Work required:
Reproduce verbatim everything from the start of the rows below down to the line containing "data-label: 117 <box>71 319 98 338</box>", both ends included.
--------
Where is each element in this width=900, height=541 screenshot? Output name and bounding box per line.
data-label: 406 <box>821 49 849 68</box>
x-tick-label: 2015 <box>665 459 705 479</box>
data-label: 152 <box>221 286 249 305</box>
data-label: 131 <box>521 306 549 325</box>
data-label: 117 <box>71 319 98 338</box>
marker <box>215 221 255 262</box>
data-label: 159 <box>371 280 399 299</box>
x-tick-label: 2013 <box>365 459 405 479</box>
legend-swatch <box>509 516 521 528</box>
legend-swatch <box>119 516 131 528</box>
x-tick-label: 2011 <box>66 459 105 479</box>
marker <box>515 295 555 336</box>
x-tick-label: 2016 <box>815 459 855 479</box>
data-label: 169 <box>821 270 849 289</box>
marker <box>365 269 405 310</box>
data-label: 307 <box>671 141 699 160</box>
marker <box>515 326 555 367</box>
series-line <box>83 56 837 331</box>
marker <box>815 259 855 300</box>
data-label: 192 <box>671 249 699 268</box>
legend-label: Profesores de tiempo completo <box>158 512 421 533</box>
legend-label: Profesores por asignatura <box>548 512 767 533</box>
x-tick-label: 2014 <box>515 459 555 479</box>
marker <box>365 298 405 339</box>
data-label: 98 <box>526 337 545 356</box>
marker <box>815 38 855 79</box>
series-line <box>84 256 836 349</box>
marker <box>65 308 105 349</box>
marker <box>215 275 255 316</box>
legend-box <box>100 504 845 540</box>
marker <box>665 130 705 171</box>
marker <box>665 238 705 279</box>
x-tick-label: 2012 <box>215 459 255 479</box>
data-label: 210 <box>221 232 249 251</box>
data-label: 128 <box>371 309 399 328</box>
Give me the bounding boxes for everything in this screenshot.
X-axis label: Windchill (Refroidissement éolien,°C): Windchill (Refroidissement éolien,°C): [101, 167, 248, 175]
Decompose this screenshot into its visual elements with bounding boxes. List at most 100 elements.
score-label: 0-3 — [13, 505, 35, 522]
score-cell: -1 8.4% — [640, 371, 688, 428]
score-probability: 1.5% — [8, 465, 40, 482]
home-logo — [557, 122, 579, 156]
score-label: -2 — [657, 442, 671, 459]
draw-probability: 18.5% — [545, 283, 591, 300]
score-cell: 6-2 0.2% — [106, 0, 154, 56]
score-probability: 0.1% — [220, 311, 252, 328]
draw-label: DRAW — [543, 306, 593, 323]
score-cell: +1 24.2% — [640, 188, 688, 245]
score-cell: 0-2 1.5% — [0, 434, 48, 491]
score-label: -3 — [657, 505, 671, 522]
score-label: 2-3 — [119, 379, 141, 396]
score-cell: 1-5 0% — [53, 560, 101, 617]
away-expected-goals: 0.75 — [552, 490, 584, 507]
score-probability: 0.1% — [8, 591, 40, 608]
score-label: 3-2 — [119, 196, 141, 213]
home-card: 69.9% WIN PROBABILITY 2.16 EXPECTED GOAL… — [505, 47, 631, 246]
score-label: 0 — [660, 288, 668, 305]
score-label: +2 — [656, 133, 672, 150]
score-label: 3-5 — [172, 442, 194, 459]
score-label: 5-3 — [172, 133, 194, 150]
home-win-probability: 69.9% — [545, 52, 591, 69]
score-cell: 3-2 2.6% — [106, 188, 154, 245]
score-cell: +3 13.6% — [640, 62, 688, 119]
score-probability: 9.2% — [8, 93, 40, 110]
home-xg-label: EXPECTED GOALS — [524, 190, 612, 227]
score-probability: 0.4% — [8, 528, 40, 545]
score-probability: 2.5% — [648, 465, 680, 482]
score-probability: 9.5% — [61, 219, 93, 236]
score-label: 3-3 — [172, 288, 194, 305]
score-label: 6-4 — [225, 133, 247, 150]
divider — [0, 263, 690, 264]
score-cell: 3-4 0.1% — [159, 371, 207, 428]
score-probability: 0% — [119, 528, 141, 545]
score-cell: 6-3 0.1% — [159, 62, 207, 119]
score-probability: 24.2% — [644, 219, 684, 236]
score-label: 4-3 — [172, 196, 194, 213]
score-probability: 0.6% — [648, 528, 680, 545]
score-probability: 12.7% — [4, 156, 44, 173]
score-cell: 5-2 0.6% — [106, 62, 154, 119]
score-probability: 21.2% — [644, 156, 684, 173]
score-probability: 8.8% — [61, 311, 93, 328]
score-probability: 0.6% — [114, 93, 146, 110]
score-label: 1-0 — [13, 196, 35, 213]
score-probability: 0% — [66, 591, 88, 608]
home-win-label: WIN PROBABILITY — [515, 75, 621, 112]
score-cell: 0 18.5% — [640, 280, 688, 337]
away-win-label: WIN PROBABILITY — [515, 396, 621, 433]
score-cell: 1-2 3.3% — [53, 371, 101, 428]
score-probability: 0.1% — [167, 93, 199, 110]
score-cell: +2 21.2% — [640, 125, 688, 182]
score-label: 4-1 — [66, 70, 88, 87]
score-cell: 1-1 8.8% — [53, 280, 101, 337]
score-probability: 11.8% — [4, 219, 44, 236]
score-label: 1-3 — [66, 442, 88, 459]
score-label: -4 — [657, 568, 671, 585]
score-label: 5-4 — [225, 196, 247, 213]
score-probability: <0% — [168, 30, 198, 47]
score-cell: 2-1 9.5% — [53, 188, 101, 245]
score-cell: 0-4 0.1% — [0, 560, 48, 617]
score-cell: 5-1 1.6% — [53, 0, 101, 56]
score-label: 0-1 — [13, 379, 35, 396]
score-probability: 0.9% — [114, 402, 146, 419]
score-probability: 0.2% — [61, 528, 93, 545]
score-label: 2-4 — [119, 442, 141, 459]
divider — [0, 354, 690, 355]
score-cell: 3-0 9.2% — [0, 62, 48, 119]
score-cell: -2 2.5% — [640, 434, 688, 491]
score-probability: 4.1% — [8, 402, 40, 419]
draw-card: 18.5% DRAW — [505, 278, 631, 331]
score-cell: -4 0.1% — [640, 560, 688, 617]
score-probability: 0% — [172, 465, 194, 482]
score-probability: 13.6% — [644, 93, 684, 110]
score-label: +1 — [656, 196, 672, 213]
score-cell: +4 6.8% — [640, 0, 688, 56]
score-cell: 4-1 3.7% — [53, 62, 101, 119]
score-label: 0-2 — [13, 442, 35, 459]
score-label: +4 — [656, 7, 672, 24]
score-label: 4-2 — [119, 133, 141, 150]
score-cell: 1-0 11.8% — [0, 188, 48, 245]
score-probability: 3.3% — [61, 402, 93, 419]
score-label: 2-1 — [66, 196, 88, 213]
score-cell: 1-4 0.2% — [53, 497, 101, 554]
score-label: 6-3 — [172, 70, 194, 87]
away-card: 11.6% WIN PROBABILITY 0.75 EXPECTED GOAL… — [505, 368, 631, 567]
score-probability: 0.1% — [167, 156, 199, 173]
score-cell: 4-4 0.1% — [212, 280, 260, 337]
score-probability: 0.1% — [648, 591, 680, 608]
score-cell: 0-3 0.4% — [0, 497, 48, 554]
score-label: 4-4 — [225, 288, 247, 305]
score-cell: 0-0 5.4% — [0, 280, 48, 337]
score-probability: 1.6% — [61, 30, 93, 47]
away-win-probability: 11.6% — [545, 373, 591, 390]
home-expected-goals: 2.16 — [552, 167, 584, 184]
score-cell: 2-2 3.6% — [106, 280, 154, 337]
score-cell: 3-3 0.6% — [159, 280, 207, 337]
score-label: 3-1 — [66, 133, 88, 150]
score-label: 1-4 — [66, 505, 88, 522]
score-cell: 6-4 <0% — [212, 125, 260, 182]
--------
Response below:
Where is each element in this width=900, height=541 screenshot? Output name and bounding box per line.
data-label: 406 <box>821 49 849 68</box>
x-tick-label: 2015 <box>665 459 705 479</box>
data-label: 152 <box>221 286 249 305</box>
data-label: 131 <box>521 306 549 325</box>
data-label: 117 <box>71 319 98 338</box>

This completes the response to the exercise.